■ SHORT TASK ■
Return each line containing "ylabel".

■ MATERIAL FOR THIS EXERCISE ■
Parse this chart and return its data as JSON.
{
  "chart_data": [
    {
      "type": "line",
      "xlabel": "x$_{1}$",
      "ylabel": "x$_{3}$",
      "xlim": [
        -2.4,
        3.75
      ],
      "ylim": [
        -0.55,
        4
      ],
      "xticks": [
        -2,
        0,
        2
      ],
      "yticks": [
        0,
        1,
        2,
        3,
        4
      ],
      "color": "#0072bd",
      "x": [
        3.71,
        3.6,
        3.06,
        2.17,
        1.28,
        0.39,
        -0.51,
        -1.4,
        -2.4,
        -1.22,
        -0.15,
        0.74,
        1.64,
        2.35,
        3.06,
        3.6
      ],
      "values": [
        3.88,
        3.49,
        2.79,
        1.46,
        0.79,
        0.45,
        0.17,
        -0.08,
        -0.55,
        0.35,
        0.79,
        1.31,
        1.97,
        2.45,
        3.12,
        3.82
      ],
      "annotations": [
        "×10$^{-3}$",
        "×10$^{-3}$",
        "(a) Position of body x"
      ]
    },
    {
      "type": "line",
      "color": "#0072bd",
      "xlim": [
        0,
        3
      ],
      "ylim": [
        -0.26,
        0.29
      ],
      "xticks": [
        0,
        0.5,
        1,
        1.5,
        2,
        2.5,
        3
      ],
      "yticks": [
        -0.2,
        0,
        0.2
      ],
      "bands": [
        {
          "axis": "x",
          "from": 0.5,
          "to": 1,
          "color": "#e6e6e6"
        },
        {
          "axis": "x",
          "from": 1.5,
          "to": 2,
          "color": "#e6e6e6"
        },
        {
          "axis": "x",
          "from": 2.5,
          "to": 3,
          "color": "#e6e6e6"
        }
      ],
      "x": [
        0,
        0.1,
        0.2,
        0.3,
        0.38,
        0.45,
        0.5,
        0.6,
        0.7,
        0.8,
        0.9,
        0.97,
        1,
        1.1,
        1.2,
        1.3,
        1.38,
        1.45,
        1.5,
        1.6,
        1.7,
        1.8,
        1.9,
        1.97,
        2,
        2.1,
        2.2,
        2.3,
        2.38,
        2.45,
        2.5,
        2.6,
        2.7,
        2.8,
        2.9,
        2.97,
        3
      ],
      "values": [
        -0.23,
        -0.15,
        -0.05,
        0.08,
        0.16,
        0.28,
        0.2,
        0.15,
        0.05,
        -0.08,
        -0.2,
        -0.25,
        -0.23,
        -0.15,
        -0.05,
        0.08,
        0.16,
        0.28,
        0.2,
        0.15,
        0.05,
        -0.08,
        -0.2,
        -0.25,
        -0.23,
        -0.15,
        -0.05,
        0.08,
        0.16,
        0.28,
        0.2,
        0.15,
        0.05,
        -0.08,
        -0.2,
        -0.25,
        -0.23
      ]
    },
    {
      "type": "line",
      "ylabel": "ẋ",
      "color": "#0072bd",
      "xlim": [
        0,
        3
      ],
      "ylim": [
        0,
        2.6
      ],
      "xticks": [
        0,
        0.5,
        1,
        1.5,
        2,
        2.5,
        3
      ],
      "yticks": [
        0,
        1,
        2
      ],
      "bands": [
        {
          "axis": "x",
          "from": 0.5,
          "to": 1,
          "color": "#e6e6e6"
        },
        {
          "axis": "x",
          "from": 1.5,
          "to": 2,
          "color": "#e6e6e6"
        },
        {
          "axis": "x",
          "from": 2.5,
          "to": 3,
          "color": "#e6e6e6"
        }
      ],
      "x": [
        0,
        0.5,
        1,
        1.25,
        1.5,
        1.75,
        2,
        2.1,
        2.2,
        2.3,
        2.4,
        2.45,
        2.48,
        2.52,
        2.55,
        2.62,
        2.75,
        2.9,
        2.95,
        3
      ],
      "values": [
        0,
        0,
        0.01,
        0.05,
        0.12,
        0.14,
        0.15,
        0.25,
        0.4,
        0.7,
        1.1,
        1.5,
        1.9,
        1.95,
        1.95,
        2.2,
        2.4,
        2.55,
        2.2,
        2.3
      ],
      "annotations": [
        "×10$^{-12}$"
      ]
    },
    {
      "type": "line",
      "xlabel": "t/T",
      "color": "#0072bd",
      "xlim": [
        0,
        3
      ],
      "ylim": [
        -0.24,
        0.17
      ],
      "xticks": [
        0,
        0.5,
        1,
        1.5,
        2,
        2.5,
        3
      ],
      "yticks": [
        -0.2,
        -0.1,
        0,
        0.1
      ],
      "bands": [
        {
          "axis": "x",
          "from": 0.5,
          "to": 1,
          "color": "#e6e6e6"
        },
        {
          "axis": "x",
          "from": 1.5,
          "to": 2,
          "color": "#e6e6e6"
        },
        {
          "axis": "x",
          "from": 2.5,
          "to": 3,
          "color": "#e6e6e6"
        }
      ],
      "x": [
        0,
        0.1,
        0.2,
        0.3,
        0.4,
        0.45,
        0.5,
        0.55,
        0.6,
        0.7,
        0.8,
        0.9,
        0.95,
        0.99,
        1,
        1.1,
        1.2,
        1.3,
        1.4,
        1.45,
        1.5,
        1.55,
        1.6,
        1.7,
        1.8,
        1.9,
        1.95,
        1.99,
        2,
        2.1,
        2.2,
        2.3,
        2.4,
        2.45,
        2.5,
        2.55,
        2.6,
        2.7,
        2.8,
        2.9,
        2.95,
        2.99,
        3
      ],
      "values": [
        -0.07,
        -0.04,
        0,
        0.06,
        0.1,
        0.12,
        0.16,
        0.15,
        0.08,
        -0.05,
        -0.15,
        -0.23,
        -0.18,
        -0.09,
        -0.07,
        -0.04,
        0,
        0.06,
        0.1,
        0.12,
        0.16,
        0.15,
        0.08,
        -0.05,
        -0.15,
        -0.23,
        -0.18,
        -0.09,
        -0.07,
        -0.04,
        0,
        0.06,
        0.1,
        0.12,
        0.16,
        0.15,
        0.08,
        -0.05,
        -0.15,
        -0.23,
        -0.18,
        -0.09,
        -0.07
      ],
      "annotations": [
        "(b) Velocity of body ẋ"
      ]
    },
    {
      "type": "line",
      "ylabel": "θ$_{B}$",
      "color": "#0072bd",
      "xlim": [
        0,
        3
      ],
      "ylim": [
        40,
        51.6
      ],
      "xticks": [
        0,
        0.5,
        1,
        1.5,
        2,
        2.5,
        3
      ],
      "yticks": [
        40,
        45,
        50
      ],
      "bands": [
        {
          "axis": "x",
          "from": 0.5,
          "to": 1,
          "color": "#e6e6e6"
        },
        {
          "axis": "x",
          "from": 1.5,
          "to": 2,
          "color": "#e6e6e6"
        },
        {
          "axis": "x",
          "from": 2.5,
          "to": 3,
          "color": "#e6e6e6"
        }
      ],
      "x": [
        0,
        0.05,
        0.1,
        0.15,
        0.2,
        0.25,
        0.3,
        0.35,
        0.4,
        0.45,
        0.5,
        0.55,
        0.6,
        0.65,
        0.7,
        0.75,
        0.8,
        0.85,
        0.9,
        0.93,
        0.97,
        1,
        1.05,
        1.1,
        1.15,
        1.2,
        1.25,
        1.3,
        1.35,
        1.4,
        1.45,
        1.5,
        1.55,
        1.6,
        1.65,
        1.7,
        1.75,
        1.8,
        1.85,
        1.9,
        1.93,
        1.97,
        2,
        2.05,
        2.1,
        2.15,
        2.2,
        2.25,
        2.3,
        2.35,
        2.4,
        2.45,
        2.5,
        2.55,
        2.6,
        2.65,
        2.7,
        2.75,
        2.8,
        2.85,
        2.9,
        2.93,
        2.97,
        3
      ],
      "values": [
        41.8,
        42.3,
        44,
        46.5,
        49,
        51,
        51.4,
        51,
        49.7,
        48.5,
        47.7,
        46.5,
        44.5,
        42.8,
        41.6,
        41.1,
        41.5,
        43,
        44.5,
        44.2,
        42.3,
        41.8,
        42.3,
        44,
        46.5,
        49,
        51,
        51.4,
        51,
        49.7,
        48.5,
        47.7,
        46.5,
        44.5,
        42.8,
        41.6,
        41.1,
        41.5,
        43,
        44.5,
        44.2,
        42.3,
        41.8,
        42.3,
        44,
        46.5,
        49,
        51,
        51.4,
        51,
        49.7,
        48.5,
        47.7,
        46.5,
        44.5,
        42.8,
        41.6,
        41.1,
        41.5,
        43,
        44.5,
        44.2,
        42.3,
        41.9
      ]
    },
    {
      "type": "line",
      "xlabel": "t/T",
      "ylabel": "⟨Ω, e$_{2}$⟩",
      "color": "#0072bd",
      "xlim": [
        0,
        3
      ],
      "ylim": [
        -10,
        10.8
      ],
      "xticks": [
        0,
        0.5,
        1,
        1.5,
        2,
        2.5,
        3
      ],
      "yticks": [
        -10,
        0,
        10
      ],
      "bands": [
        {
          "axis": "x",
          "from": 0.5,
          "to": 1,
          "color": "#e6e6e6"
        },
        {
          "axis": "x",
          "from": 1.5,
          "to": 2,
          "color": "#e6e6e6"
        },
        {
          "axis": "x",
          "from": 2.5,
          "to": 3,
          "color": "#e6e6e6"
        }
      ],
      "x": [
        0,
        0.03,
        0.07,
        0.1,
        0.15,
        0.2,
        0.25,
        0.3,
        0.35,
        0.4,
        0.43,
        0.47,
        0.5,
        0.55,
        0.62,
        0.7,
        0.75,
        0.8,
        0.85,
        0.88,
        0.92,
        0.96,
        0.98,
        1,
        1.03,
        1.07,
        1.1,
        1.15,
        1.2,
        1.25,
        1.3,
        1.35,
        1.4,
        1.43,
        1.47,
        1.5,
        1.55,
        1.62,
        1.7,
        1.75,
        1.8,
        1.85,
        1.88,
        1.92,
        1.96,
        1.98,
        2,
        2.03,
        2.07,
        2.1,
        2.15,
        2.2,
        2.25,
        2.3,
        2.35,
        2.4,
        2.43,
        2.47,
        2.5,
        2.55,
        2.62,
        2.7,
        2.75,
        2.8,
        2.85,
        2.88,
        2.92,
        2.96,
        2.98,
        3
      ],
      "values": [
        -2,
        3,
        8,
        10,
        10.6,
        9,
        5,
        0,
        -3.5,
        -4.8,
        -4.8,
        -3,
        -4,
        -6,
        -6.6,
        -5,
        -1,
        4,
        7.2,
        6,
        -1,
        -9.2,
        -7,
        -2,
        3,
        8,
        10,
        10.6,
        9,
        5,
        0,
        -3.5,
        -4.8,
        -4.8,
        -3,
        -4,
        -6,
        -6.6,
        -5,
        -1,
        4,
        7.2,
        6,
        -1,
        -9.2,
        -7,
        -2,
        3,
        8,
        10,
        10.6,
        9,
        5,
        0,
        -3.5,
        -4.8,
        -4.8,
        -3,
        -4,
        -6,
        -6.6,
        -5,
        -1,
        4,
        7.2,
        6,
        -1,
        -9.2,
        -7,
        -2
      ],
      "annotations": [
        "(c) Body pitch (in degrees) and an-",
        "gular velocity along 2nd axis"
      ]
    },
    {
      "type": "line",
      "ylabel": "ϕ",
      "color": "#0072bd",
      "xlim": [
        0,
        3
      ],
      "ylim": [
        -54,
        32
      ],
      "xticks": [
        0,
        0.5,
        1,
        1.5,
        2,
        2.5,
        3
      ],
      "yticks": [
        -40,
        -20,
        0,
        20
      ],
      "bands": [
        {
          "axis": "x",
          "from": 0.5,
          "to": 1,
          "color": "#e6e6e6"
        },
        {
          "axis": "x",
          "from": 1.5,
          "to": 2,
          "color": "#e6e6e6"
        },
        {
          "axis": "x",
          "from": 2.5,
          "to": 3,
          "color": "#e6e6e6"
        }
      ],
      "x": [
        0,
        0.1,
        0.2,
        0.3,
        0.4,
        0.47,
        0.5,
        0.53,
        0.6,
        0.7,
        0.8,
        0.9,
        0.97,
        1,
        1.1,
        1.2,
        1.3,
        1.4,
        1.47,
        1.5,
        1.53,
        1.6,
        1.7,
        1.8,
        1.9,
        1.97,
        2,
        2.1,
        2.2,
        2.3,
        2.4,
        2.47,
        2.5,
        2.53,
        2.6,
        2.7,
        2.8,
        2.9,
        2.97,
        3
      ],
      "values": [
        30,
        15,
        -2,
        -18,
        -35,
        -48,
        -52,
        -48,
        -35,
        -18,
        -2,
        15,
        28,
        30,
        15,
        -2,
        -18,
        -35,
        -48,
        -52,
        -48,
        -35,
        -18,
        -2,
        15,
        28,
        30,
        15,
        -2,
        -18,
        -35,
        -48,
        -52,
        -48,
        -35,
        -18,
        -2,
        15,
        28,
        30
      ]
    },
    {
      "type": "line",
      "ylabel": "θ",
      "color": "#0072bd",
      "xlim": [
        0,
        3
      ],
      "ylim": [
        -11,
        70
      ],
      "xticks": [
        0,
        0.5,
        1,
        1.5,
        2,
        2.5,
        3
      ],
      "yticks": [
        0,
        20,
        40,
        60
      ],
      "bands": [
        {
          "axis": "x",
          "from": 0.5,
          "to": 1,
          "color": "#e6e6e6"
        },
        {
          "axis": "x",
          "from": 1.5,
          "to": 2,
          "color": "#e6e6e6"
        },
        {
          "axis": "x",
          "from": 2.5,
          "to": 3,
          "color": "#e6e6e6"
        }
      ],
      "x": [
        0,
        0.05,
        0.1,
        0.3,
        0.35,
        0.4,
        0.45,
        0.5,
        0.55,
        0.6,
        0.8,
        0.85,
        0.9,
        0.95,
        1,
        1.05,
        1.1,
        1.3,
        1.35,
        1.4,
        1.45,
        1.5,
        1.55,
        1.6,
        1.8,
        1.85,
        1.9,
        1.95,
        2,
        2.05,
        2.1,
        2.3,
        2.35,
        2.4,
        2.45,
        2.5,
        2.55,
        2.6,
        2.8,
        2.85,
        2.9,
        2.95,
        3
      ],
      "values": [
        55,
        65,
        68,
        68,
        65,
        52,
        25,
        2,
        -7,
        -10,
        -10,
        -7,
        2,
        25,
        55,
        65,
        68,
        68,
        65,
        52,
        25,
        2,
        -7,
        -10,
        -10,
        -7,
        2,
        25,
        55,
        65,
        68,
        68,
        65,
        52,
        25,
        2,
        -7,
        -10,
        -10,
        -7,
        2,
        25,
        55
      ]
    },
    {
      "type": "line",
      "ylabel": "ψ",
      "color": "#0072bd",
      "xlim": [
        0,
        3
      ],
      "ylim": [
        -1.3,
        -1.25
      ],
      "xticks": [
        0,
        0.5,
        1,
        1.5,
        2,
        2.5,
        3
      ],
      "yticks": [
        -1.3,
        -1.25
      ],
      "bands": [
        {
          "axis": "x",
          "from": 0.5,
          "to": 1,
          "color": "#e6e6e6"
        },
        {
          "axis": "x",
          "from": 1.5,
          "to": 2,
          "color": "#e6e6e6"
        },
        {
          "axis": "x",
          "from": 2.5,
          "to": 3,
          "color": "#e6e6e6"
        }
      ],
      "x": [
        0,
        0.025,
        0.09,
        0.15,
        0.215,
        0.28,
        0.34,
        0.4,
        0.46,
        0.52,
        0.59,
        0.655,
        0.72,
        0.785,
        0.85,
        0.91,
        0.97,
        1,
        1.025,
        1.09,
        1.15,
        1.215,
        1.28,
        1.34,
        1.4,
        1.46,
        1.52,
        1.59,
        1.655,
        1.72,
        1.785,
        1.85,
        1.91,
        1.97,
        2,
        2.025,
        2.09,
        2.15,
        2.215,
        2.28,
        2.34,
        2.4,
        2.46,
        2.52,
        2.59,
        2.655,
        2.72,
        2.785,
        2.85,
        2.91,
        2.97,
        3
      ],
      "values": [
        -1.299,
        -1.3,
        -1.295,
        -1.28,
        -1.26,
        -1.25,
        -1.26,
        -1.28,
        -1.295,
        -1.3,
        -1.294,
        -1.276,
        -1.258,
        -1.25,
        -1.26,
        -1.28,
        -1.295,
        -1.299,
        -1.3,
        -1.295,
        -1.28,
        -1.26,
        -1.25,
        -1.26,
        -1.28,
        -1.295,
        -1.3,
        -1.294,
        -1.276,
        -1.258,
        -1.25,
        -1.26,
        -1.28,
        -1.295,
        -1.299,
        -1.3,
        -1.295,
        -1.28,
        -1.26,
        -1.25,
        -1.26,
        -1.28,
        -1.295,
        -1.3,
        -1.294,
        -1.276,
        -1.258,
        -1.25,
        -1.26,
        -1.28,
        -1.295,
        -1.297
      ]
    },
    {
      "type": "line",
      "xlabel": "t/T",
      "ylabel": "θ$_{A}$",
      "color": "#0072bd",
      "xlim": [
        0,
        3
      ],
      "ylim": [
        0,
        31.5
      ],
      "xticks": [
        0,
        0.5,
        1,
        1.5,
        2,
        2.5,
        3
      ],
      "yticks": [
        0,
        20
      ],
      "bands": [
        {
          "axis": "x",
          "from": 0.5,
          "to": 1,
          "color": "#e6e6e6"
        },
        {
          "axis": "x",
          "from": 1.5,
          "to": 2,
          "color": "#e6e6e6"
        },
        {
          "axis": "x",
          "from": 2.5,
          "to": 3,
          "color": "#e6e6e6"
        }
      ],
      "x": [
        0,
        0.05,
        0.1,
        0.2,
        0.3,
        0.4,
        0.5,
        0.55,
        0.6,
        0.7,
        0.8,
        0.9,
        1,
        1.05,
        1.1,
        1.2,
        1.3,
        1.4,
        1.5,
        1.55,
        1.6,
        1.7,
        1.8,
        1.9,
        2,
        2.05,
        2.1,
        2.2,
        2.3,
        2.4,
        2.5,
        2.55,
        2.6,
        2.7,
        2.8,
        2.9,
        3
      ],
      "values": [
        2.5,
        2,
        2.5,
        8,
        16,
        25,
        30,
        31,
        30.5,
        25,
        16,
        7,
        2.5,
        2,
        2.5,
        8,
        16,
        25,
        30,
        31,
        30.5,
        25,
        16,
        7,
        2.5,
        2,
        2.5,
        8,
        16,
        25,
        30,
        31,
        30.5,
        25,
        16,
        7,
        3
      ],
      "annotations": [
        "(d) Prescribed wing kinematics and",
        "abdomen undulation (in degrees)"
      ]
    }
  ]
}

■ EXERCISE OUTPUT ■
      "ylabel": "x$_{3}$",
      "ylabel": "ẋ",
      "ylabel": "θ$_{B}$",
      "ylabel": "⟨Ω, e$_{2}$⟩",
      "ylabel": "ϕ",
      "ylabel": "θ",
      "ylabel": "ψ",
      "ylabel": "θ$_{A}$",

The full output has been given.